Print out the entries below with no edits.

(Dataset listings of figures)
□ □ □
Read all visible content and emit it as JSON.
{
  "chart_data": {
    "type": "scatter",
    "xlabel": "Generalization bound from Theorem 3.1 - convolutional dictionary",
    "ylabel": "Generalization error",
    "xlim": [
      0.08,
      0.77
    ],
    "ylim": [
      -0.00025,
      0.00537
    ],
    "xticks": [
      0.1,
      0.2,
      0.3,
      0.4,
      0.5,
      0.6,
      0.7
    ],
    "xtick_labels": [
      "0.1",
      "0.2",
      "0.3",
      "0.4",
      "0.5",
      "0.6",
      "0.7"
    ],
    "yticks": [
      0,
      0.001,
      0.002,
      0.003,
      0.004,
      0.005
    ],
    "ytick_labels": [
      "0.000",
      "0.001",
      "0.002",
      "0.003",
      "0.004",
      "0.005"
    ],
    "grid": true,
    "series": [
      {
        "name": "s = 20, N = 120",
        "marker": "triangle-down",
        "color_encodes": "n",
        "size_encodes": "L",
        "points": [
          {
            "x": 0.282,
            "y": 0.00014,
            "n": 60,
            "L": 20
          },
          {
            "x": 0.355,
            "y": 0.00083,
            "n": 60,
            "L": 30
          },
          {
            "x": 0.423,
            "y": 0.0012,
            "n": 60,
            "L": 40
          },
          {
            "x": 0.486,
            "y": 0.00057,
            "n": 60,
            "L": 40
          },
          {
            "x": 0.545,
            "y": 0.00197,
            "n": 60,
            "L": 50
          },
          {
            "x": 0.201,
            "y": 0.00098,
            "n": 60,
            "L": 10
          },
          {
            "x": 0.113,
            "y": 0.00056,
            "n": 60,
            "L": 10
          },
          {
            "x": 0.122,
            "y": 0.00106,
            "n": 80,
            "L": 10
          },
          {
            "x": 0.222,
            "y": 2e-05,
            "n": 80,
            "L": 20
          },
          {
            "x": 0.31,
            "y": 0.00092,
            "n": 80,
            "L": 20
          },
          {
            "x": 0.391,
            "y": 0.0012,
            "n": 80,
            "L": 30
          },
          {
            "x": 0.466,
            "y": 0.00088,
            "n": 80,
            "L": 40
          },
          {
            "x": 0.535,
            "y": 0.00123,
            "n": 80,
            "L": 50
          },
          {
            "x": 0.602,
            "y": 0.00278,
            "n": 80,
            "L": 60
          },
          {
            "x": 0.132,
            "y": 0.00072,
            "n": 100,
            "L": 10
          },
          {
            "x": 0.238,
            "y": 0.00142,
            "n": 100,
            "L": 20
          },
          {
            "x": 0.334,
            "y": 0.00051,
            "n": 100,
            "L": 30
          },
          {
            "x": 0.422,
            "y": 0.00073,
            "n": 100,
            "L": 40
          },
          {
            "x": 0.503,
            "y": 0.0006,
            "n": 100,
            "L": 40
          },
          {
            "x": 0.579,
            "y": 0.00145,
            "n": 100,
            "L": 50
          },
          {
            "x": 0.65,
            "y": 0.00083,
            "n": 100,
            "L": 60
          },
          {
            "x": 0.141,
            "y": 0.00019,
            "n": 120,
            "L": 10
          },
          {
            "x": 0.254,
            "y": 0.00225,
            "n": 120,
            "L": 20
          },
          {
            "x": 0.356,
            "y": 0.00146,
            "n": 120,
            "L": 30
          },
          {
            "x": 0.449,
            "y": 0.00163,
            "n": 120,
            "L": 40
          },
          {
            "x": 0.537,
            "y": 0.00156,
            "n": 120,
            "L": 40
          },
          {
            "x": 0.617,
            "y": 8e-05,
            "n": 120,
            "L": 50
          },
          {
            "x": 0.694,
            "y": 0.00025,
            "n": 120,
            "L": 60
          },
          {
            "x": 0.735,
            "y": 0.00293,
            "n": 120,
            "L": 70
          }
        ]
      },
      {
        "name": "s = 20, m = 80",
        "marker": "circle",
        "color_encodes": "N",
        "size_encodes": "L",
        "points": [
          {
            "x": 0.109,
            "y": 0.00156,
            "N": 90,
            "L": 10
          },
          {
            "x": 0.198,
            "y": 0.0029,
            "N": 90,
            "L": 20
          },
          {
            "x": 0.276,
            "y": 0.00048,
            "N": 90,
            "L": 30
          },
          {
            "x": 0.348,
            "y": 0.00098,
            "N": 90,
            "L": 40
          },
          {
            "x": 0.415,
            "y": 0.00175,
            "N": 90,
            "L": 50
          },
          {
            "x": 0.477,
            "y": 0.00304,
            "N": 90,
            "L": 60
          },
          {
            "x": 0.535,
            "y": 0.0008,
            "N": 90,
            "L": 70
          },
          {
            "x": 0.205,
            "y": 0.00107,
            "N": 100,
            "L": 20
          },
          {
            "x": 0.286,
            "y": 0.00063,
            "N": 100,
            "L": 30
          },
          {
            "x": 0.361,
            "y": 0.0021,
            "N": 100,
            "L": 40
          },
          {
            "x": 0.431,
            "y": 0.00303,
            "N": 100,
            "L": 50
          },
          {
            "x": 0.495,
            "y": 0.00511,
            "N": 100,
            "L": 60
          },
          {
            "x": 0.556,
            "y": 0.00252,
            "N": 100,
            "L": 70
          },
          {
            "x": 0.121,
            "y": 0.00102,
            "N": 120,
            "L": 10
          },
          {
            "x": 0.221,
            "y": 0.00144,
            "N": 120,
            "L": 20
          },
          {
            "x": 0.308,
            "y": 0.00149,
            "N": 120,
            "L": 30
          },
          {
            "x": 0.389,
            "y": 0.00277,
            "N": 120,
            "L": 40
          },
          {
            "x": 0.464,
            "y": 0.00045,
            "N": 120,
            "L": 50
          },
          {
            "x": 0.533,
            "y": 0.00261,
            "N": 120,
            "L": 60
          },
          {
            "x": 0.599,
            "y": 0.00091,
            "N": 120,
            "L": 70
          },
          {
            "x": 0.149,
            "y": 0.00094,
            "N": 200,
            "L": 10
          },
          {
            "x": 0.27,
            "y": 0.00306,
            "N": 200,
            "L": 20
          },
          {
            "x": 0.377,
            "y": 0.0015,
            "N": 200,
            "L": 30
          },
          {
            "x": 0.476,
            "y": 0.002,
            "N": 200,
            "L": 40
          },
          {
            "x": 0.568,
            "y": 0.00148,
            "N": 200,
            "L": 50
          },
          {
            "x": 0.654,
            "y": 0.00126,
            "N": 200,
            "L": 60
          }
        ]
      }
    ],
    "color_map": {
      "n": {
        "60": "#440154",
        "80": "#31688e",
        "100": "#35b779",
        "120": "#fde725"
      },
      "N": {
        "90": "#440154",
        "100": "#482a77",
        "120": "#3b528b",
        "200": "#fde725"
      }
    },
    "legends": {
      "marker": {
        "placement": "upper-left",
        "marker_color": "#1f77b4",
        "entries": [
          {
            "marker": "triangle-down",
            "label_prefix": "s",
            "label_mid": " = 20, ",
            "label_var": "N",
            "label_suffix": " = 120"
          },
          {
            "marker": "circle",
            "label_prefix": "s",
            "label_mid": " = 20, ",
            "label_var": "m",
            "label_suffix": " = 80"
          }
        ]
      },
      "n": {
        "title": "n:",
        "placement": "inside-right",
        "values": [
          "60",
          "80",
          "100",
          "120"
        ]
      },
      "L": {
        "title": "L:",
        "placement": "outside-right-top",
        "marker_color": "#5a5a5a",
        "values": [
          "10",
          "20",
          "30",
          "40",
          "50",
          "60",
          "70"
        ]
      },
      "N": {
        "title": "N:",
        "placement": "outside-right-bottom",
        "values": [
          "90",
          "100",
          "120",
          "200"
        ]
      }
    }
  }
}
□ □ □
_Solution below_.
Read all visible content and emit it as JSON.
{
  "chart_data": {
    "type": "scatter",
    "xlabel": "Generalization bound from Theorem 3.1 - convolutional dictionary",
    "ylabel": "Generalization error",
    "xlim": [
      0.08,
      0.77
    ],
    "ylim": [
      -0.00025,
      0.00537
    ],
    "xticks": [
      0.1,
      0.2,
      0.3,
      0.4,
      0.5,
      0.6,
      0.7
    ],
    "xtick_labels": [
      "0.1",
      "0.2",
      "0.3",
      "0.4",
      "0.5",
      "0.6",
      "0.7"
    ],
    "yticks": [
      0,
      0.001,
      0.002,
      0.003,
      0.004,
      0.005
    ],
    "ytick_labels": [
      "0.000",
      "0.001",
      "0.002",
      "0.003",
      "0.004",
      "0.005"
    ],
    "grid": true,
    "series": [
      {
        "name": "s = 20, N = 120",
        "marker": "triangle-down",
        "color_encodes": "n",
        "size_encodes": "L",
        "points": [
          {
            "x": 0.282,
            "y": 0.00014,
            "n": 60,
            "L": 20
          },
          {
            "x": 0.355,
            "y": 0.00083,
            "n": 60,
            "L": 30
          },
          {
            "x": 0.423,
            "y": 0.0012,
            "n": 60,
            "L": 40
          },
          {
            "x": 0.486,
            "y": 0.00057,
            "n": 60,
            "L": 40
          },
          {
            "x": 0.545,
            "y": 0.00197,
            "n": 60,
            "L": 50
          },
          {
            "x": 0.201,
            "y": 0.00098,
            "n": 60,
            "L": 10
          },
          {
            "x": 0.113,
            "y": 0.00056,
            "n": 60,
            "L": 10
          },
          {
            "x": 0.122,
            "y": 0.00106,
            "n": 80,
            "L": 10
          },
          {
            "x": 0.222,
            "y": 2e-05,
            "n": 80,
            "L": 20
          },
          {
            "x": 0.31,
            "y": 0.00092,
            "n": 80,
            "L": 20
          },
          {
            "x": 0.391,
            "y": 0.0012,
            "n": 80,
            "L": 30
          },
          {
            "x": 0.466,
            "y": 0.00088,
            "n": 80,
            "L": 40
          },
          {
            "x": 0.535,
            "y": 0.00123,
            "n": 80,
            "L": 50
          },
          {
            "x": 0.602,
            "y": 0.00278,
            "n": 80,
            "L": 60
          },
          {
            "x": 0.132,
            "y": 0.00072,
            "n": 100,
            "L": 10
          },
          {
            "x": 0.238,
            "y": 0.00142,
            "n": 100,
            "L": 20
          },
          {
            "x": 0.334,
            "y": 0.00051,
            "n": 100,
            "L": 30
          },
          {
            "x": 0.422,
            "y": 0.00073,
            "n": 100,
            "L": 40
          },
          {
            "x": 0.503,
            "y": 0.0006,
            "n": 100,
            "L": 40
          },
          {
            "x": 0.579,
            "y": 0.00145,
            "n": 100,
            "L": 50
          },
          {
            "x": 0.65,
            "y": 0.00083,
            "n": 100,
            "L": 60
          },
          {
            "x": 0.141,
            "y": 0.00019,
            "n": 120,
            "L": 10
          },
          {
            "x": 0.254,
            "y": 0.00225,
            "n": 120,
            "L": 20
          },
          {
            "x": 0.356,
            "y": 0.00146,
            "n": 120,
            "L": 30
          },
          {
            "x": 0.449,
            "y": 0.00163,
            "n": 120,
            "L": 40
          },
          {
            "x": 0.537,
            "y": 0.00156,
            "n": 120,
            "L": 40
          },
          {
            "x": 0.617,
            "y": 8e-05,
            "n": 120,
            "L": 50
          },
          {
            "x": 0.694,
            "y": 0.00025,
            "n": 120,
            "L": 60
          },
          {
            "x": 0.735,
            "y": 0.00293,
            "n": 120,
            "L": 70
          }
        ]
      },
      {
        "name": "s = 20, m = 80",
        "marker": "circle",
        "color_encodes": "N",
        "size_encodes": "L",
        "points": [
          {
            "x": 0.109,
            "y": 0.00156,
            "N": 90,
            "L": 10
          },
          {
            "x": 0.198,
            "y": 0.0029,
            "N": 90,
            "L": 20
          },
          {
            "x": 0.276,
            "y": 0.00048,
            "N": 90,
            "L": 30
          },
          {
            "x": 0.348,
            "y": 0.00098,
            "N": 90,
            "L": 40
          },
          {
            "x": 0.415,
            "y": 0.00175,
            "N": 90,
            "L": 50
          },
          {
            "x": 0.477,
            "y": 0.00304,
            "N": 90,
            "L": 60
          },
          {
            "x": 0.535,
            "y": 0.0008,
            "N": 90,
            "L": 70
          },
          {
            "x": 0.205,
            "y": 0.00107,
            "N": 100,
            "L": 20
          },
          {
            "x": 0.286,
            "y": 0.00063,
            "N": 100,
            "L": 30
          },
          {
            "x": 0.361,
            "y": 0.0021,
            "N": 100,
            "L": 40
          },
          {
            "x": 0.431,
            "y": 0.00303,
            "N": 100,
            "L": 50
          },
          {
            "x": 0.495,
            "y": 0.00511,
            "N": 100,
            "L": 60
          },
          {
            "x": 0.556,
            "y": 0.00252,
            "N": 100,
            "L": 70
          },
          {
            "x": 0.121,
            "y": 0.00102,
            "N": 120,
            "L": 10
          },
          {
            "x": 0.221,
            "y": 0.00144,
            "N": 120,
            "L": 20
          },
          {
            "x": 0.308,
            "y": 0.00149,
            "N": 120,
            "L": 30
          },
          {
            "x": 0.389,
            "y": 0.00277,
            "N": 120,
            "L": 40
          },
          {
            "x": 0.464,
            "y": 0.00045,
            "N": 120,
            "L": 50
          },
          {
            "x": 0.533,
            "y": 0.00261,
            "N": 120,
            "L": 60
          },
          {
            "x": 0.599,
            "y": 0.00091,
            "N": 120,
            "L": 70
          },
          {
            "x": 0.149,
            "y": 0.00094,
            "N": 200,
            "L": 10
          },
          {
            "x": 0.27,
            "y": 0.00306,
            "N": 200,
            "L": 20
          },
          {
            "x": 0.377,
            "y": 0.0015,
            "N": 200,
            "L": 30
          },
          {
            "x": 0.476,
            "y": 0.002,
            "N": 200,
            "L": 40
          },
          {
            "x": 0.568,
            "y": 0.00148,
            "N": 200,
            "L": 50
          },
          {
            "x": 0.654,
            "y": 0.00126,
            "N": 200,
            "L": 60
          }
        ]
      }
    ],
    "color_map": {
      "n": {
        "60": "#440154",
        "80": "#31688e",
        "100": "#35b779",
        "120": "#fde725"
      },
      "N": {
        "90": "#440154",
        "100": "#482a77",
        "120": "#3b528b",
        "200": "#fde725"
      }
    },
    "legends": {
      "marker": {
        "placement": "upper-left",
        "marker_color": "#1f77b4",
        "entries": [
          {
            "marker": "triangle-down",
            "label_prefix": "s",
            "label_mid": " = 20, ",
            "label_var": "N",
            "label_suffix": " = 120"
          },
          {
            "marker": "circle",
            "label_prefix": "s",
            "label_mid": " = 20, ",
            "label_var": "m",
            "label_suffix": " = 80"
          }
        ]
      },
      "n": {
        "title": "n:",
        "placement": "inside-right",
        "values": [
          "60",
          "80",
          "100",
          "120"
        ]
      },
      "L": {
        "title": "L:",
        "placement": "outside-right-top",
        "marker_color": "#5a5a5a",
        "values": [
          "10",
          "20",
          "30",
          "40",
          "50",
          "60",
          "70"
        ]
      },
      "N": {
        "title": "N:",
        "placement": "outside-right-bottom",
        "values": [
          "90",
          "100",
          "120",
          "200"
        ]
      }
    }
  }
}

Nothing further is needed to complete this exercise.